■ Prompt
From the entries below, pull out each line where "name" appears.

Lines of data:
* * * * *

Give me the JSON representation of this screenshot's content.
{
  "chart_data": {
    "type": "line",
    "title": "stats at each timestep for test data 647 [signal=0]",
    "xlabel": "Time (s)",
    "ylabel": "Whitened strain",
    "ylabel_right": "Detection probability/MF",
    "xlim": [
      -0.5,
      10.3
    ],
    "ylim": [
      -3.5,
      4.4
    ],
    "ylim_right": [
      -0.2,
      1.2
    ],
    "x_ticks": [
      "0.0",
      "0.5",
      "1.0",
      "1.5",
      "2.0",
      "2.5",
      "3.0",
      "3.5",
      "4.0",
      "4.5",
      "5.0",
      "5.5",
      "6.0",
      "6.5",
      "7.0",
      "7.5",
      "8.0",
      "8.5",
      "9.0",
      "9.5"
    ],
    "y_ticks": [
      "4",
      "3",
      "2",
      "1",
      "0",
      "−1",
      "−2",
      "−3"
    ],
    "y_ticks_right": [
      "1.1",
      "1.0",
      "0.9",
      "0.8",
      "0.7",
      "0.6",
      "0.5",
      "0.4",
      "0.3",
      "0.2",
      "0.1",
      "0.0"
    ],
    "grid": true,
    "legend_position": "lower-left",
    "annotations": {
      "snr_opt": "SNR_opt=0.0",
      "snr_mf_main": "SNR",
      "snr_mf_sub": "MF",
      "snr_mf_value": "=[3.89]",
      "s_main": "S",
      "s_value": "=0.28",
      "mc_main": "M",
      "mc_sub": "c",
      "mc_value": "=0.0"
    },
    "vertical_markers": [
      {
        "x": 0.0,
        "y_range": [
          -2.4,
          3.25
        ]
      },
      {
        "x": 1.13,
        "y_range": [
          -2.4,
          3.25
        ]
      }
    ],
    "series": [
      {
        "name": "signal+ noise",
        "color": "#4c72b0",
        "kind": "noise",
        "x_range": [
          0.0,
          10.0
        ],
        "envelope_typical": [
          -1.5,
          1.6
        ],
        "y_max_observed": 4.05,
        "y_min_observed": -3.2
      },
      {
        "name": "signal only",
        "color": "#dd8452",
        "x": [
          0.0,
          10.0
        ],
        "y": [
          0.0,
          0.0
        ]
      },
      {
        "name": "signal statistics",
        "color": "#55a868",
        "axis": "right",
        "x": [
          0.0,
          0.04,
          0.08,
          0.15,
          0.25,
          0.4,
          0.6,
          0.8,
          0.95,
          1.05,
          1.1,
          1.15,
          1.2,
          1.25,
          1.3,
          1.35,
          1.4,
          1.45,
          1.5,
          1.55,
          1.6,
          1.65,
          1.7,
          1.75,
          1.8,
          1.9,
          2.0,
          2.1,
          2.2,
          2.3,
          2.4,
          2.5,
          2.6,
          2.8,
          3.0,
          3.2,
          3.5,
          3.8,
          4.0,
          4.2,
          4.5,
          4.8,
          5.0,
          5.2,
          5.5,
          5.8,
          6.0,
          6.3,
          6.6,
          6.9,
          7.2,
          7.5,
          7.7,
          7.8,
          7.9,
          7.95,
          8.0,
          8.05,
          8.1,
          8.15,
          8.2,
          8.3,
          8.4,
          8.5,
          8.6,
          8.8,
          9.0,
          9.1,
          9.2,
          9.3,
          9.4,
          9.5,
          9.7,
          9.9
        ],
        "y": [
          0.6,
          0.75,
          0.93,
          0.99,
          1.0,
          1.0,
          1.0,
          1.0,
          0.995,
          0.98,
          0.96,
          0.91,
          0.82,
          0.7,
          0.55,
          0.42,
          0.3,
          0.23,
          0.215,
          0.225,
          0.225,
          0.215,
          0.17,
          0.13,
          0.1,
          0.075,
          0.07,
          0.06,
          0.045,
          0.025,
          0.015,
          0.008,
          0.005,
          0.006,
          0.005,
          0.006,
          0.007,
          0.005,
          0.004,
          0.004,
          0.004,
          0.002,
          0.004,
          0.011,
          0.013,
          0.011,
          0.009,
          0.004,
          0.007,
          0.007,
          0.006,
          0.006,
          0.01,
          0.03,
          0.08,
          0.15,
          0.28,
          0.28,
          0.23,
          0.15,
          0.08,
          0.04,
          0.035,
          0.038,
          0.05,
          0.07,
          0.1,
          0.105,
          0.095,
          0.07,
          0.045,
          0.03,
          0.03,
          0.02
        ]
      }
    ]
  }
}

* * * * *

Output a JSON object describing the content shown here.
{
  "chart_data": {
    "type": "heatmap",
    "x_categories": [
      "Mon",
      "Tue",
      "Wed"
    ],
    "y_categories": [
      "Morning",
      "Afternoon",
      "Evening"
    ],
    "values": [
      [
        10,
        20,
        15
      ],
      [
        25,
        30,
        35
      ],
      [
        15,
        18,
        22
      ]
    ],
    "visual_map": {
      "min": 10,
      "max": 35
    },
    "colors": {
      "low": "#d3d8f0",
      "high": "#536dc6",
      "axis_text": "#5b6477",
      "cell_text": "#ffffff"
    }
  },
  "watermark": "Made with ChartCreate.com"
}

* * * * *

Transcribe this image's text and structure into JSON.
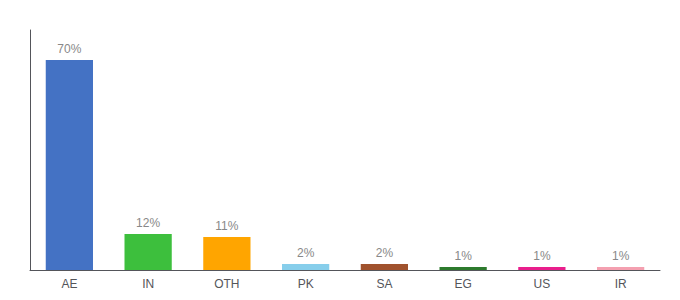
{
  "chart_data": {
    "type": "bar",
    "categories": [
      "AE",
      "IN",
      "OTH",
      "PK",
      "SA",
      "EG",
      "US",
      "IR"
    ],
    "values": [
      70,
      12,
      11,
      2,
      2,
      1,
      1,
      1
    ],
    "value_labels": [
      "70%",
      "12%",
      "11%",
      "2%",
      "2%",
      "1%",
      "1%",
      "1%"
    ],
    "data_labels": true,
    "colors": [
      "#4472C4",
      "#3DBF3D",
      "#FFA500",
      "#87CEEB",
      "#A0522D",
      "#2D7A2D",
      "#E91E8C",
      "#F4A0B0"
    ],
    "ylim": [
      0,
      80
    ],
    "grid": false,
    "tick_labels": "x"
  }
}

* * * * *

■ Output
        "name": "signal+ noise",
        "name": "signal only",
        "name": "signal statistics",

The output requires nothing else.